In each of the rows below, swap "protected-layer-button" for "locked-layer-button" wherever it appears, and leave everything else as it is.

######

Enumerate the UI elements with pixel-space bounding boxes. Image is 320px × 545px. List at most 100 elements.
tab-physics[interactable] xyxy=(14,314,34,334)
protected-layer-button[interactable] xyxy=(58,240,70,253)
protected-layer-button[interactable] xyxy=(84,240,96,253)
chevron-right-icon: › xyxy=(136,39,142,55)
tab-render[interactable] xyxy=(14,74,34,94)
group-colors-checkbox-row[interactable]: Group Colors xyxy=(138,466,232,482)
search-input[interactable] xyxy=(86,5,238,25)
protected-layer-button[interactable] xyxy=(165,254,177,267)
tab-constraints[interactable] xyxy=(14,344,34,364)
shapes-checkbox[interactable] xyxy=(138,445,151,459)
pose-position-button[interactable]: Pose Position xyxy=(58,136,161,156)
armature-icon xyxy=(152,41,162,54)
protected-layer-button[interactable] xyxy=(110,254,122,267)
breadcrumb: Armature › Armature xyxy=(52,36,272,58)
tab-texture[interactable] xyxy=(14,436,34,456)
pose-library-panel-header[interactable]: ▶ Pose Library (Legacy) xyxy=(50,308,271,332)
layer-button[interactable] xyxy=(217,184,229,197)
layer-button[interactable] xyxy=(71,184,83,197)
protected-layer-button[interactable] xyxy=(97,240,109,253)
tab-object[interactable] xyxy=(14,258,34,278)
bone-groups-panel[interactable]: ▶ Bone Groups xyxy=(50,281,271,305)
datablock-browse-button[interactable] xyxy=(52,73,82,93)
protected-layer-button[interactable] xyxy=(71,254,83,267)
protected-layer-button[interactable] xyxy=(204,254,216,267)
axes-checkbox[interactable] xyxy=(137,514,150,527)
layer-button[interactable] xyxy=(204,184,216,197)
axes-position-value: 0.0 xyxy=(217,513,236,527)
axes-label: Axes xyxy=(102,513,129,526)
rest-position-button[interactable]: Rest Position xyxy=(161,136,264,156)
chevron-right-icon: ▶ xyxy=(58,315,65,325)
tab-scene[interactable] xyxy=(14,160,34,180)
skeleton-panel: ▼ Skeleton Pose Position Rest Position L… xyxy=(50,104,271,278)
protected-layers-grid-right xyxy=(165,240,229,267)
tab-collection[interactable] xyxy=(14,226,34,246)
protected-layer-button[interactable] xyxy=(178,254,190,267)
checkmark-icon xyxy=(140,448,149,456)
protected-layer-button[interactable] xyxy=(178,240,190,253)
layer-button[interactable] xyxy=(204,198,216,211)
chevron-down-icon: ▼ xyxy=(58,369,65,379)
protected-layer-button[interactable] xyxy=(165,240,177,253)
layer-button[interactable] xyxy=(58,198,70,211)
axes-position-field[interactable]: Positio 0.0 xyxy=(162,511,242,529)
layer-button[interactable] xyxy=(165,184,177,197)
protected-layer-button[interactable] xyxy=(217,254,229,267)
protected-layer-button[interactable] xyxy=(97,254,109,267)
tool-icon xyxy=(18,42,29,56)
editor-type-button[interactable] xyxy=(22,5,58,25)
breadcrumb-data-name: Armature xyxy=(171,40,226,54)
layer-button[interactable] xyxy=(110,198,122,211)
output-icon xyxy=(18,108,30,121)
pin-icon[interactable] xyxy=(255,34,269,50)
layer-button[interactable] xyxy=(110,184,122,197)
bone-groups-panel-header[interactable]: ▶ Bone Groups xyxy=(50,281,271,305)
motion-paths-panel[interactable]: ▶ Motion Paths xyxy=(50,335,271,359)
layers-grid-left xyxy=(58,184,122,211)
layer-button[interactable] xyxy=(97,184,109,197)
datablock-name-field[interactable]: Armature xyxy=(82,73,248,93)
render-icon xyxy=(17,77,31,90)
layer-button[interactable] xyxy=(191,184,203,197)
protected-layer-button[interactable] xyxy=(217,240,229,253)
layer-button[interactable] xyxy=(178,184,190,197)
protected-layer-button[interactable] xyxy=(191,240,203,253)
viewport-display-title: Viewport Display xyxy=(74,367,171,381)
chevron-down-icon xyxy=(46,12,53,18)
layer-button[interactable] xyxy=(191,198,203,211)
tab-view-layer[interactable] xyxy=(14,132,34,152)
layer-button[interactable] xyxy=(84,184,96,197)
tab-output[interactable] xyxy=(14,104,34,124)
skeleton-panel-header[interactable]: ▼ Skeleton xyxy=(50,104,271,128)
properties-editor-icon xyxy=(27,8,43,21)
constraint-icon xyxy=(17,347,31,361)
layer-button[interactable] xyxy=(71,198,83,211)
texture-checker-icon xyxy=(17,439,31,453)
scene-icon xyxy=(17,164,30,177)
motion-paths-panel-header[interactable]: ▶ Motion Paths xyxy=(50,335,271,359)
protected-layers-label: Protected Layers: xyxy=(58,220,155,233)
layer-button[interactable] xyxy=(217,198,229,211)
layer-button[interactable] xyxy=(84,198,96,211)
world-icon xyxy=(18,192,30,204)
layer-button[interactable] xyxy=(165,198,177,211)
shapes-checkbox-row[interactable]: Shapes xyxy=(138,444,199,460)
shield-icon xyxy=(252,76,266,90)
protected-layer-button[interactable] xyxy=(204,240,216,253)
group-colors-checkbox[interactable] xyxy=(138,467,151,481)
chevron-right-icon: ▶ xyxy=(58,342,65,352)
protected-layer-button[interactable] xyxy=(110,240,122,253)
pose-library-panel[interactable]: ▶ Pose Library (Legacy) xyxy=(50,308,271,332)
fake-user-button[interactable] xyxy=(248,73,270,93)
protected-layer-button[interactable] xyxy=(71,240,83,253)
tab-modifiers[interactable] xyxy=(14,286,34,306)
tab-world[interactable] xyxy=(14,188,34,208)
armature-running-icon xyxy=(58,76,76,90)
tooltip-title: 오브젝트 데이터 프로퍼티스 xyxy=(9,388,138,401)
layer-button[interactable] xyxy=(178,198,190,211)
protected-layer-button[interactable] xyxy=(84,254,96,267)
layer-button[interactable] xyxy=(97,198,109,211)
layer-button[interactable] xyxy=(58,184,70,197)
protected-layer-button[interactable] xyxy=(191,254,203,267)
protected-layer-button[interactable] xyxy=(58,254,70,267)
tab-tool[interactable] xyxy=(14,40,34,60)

######

- _Task result_
Enumerate the UI elements with pixel-space bounding boxes. Image is 320px × 545px. List at most 100 elements.
tab-physics[interactable] xyxy=(14,314,34,334)
locked-layer-button[interactable] xyxy=(58,240,70,253)
locked-layer-button[interactable] xyxy=(84,240,96,253)
chevron-right-icon: › xyxy=(136,39,142,55)
tab-render[interactable] xyxy=(14,74,34,94)
group-colors-checkbox-row[interactable]: Group Colors xyxy=(138,466,232,482)
search-input[interactable] xyxy=(86,5,238,25)
locked-layer-button[interactable] xyxy=(165,254,177,267)
tab-constraints[interactable] xyxy=(14,344,34,364)
shapes-checkbox[interactable] xyxy=(138,445,151,459)
pose-position-button[interactable]: Pose Position xyxy=(58,136,161,156)
armature-icon xyxy=(152,41,162,54)
locked-layer-button[interactable] xyxy=(110,254,122,267)
breadcrumb: Armature › Armature xyxy=(52,36,272,58)
tab-texture[interactable] xyxy=(14,436,34,456)
pose-library-panel-header[interactable]: ▶ Pose Library (Legacy) xyxy=(50,308,271,332)
layer-button[interactable] xyxy=(217,184,229,197)
layer-button[interactable] xyxy=(71,184,83,197)
locked-layer-button[interactable] xyxy=(97,240,109,253)
tab-object[interactable] xyxy=(14,258,34,278)
bone-groups-panel[interactable]: ▶ Bone Groups xyxy=(50,281,271,305)
datablock-browse-button[interactable] xyxy=(52,73,82,93)
locked-layer-button[interactable] xyxy=(71,254,83,267)
locked-layer-button[interactable] xyxy=(204,254,216,267)
axes-checkbox[interactable] xyxy=(137,514,150,527)
layer-button[interactable] xyxy=(204,184,216,197)
axes-position-value: 0.0 xyxy=(217,513,236,527)
axes-label: Axes xyxy=(102,513,129,526)
rest-position-button[interactable]: Rest Position xyxy=(161,136,264,156)
chevron-right-icon: ▶ xyxy=(58,315,65,325)
tab-scene[interactable] xyxy=(14,160,34,180)
skeleton-panel: ▼ Skeleton Pose Position Rest Position L… xyxy=(50,104,271,278)
protected-layers-grid-right xyxy=(165,240,229,267)
tab-collection[interactable] xyxy=(14,226,34,246)
locked-layer-button[interactable] xyxy=(178,254,190,267)
checkmark-icon xyxy=(140,448,149,456)
locked-layer-button[interactable] xyxy=(178,240,190,253)
layer-button[interactable] xyxy=(204,198,216,211)
chevron-down-icon: ▼ xyxy=(58,369,65,379)
locked-layer-button[interactable] xyxy=(165,240,177,253)
layer-button[interactable] xyxy=(58,198,70,211)
axes-position-field[interactable]: Positio 0.0 xyxy=(162,511,242,529)
layer-button[interactable] xyxy=(165,184,177,197)
locked-layer-button[interactable] xyxy=(217,254,229,267)
locked-layer-button[interactable] xyxy=(97,254,109,267)
tool-icon xyxy=(18,42,29,56)
editor-type-button[interactable] xyxy=(22,5,58,25)
breadcrumb-data-name: Armature xyxy=(171,40,226,54)
layer-button[interactable] xyxy=(110,198,122,211)
output-icon xyxy=(18,108,30,121)
pin-icon[interactable] xyxy=(255,34,269,50)
layer-button[interactable] xyxy=(110,184,122,197)
bone-groups-panel-header[interactable]: ▶ Bone Groups xyxy=(50,281,271,305)
motion-paths-panel[interactable]: ▶ Motion Paths xyxy=(50,335,271,359)
layers-grid-left xyxy=(58,184,122,211)
layer-button[interactable] xyxy=(97,184,109,197)
datablock-name-field[interactable]: Armature xyxy=(82,73,248,93)
render-icon xyxy=(17,77,31,90)
layer-button[interactable] xyxy=(191,184,203,197)
locked-layer-button[interactable] xyxy=(217,240,229,253)
layer-button[interactable] xyxy=(178,184,190,197)
locked-layer-button[interactable] xyxy=(191,240,203,253)
viewport-display-title: Viewport Display xyxy=(74,367,171,381)
chevron-down-icon xyxy=(46,12,53,18)
layer-button[interactable] xyxy=(191,198,203,211)
tab-view-layer[interactable] xyxy=(14,132,34,152)
layer-button[interactable] xyxy=(84,184,96,197)
tab-output[interactable] xyxy=(14,104,34,124)
skeleton-panel-header[interactable]: ▼ Skeleton xyxy=(50,104,271,128)
properties-editor-icon xyxy=(27,8,43,21)
constraint-icon xyxy=(17,347,31,361)
layer-button[interactable] xyxy=(71,198,83,211)
texture-checker-icon xyxy=(17,439,31,453)
scene-icon xyxy=(17,164,30,177)
motion-paths-panel-header[interactable]: ▶ Motion Paths xyxy=(50,335,271,359)
protected-layers-label: Protected Layers: xyxy=(58,220,155,233)
layer-button[interactable] xyxy=(217,198,229,211)
layer-button[interactable] xyxy=(84,198,96,211)
world-icon xyxy=(18,192,30,204)
layer-button[interactable] xyxy=(165,198,177,211)
shapes-checkbox-row[interactable]: Shapes xyxy=(138,444,199,460)
shield-icon xyxy=(252,76,266,90)
locked-layer-button[interactable] xyxy=(204,240,216,253)
group-colors-checkbox[interactable] xyxy=(138,467,151,481)
chevron-right-icon: ▶ xyxy=(58,342,65,352)
locked-layer-button[interactable] xyxy=(110,240,122,253)
pose-library-panel[interactable]: ▶ Pose Library (Legacy) xyxy=(50,308,271,332)
fake-user-button[interactable] xyxy=(248,73,270,93)
locked-layer-button[interactable] xyxy=(71,240,83,253)
tab-modifiers[interactable] xyxy=(14,286,34,306)
tab-world[interactable] xyxy=(14,188,34,208)
armature-running-icon xyxy=(58,76,76,90)
tooltip-title: 오브젝트 데이터 프로퍼티스 xyxy=(9,388,138,401)
layer-button[interactable] xyxy=(178,198,190,211)
locked-layer-button[interactable] xyxy=(84,254,96,267)
layer-button[interactable] xyxy=(97,198,109,211)
layer-button[interactable] xyxy=(58,184,70,197)
locked-layer-button[interactable] xyxy=(191,254,203,267)
locked-layer-button[interactable] xyxy=(58,254,70,267)
tab-tool[interactable] xyxy=(14,40,34,60)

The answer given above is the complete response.